> [Exercise]: Go through the listing and pick out each line with the word "строке" in it.

Begin Data section

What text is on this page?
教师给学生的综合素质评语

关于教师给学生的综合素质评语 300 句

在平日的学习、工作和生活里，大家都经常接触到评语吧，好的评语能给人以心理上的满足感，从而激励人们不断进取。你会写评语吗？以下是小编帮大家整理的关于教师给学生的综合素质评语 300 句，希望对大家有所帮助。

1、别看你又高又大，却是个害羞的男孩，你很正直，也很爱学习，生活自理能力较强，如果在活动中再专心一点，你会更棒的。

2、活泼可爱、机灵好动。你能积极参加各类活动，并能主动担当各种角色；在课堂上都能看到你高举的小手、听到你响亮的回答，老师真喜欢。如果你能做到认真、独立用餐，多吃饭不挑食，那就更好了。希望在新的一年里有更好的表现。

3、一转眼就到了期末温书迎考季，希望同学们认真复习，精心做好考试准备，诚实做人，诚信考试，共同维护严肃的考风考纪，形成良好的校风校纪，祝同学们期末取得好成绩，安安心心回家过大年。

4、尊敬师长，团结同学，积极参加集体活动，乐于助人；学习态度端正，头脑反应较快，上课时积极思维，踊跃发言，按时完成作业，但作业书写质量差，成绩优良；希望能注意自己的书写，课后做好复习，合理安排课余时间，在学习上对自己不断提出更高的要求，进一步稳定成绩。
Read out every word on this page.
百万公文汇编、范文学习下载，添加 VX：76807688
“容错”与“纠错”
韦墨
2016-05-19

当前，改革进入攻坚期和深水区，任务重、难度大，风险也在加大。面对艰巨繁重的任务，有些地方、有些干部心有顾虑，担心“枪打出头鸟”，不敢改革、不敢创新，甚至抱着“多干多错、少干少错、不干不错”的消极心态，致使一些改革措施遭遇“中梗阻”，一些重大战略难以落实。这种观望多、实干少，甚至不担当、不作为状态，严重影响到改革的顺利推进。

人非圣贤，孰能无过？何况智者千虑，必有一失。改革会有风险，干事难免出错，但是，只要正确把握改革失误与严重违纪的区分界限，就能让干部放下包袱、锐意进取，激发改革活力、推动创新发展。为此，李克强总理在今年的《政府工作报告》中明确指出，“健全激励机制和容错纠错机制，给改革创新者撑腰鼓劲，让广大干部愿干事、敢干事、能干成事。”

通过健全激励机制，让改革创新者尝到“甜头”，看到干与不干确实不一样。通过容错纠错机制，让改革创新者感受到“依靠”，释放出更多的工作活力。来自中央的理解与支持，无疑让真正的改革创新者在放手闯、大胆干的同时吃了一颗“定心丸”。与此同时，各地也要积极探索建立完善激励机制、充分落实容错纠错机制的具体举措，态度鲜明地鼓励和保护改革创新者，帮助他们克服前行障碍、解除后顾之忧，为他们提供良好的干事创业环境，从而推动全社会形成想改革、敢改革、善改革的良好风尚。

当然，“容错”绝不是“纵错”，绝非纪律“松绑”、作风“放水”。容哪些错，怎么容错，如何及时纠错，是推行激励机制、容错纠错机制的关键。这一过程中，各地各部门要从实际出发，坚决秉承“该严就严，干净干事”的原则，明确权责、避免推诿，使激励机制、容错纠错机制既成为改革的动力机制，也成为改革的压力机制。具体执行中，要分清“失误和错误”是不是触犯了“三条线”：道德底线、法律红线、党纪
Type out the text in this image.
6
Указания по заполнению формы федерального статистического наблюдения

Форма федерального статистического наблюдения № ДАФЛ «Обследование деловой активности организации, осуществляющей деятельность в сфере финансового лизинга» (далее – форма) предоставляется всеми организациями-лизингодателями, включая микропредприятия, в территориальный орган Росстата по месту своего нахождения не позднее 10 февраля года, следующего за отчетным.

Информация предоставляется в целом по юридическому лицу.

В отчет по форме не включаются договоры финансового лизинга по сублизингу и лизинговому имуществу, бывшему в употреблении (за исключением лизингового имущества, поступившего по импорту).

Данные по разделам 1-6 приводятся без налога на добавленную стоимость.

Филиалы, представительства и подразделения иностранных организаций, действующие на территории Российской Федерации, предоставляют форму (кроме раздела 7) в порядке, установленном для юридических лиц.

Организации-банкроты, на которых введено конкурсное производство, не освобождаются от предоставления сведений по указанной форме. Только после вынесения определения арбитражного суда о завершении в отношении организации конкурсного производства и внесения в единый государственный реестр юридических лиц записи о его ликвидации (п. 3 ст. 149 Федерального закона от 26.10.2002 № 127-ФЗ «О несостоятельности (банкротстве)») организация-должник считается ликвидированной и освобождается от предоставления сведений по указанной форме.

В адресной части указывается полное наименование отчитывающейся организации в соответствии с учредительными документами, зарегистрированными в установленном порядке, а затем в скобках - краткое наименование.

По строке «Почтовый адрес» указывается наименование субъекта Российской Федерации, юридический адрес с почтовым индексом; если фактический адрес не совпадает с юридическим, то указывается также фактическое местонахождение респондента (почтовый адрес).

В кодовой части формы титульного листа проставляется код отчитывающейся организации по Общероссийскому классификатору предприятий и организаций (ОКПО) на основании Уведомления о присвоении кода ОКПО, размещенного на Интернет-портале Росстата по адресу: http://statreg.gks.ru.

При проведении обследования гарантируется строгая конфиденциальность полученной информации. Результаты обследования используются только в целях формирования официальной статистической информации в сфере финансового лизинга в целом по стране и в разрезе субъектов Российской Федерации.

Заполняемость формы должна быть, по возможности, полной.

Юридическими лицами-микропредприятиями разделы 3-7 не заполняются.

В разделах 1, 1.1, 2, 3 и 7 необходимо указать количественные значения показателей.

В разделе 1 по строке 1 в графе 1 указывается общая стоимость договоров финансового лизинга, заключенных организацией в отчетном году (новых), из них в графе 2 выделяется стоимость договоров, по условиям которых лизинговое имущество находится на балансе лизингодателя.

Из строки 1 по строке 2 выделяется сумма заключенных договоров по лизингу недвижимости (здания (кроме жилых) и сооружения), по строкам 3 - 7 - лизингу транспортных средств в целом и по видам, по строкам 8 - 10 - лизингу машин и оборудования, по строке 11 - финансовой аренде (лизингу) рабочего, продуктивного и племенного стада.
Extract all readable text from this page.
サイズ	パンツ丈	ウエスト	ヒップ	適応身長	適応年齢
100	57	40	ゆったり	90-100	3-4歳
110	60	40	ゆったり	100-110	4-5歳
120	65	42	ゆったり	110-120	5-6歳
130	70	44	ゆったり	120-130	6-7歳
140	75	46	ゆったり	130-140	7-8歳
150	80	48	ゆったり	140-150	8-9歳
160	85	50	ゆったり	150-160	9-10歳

End Data section

> [Result of this task]:
По строке «Почтовый адрес» указывается наименование субъекта Российской Федерации, юридический адрес с почтовым индексом; если фактический адрес не совпадает с юридическим, то указывается также фактическое местонахождение респондента (почтовый адрес).
В разделе 1 по строке 1 в графе 1 указывается общая стоимость договоров финансового лизинга, заключенных организацией в отчетном году (новых), из них в графе 2 выделяется стоимость договоров, по условиям которых лизинговое имущество находится на балансе лизингодателя.
Из строки 1 по строке 2 выделяется сумма заключенных договоров по лизингу недвижимости (здания (кроме жилых) и сооружения), по строкам 3 - 7 - лизингу транспортных средств в целом и по видам, по строкам 8 - 10 - лизингу машин и оборудования, по строке 11 - финансовой аренде (лизингу) рабочего, продуктивного и племенного стада.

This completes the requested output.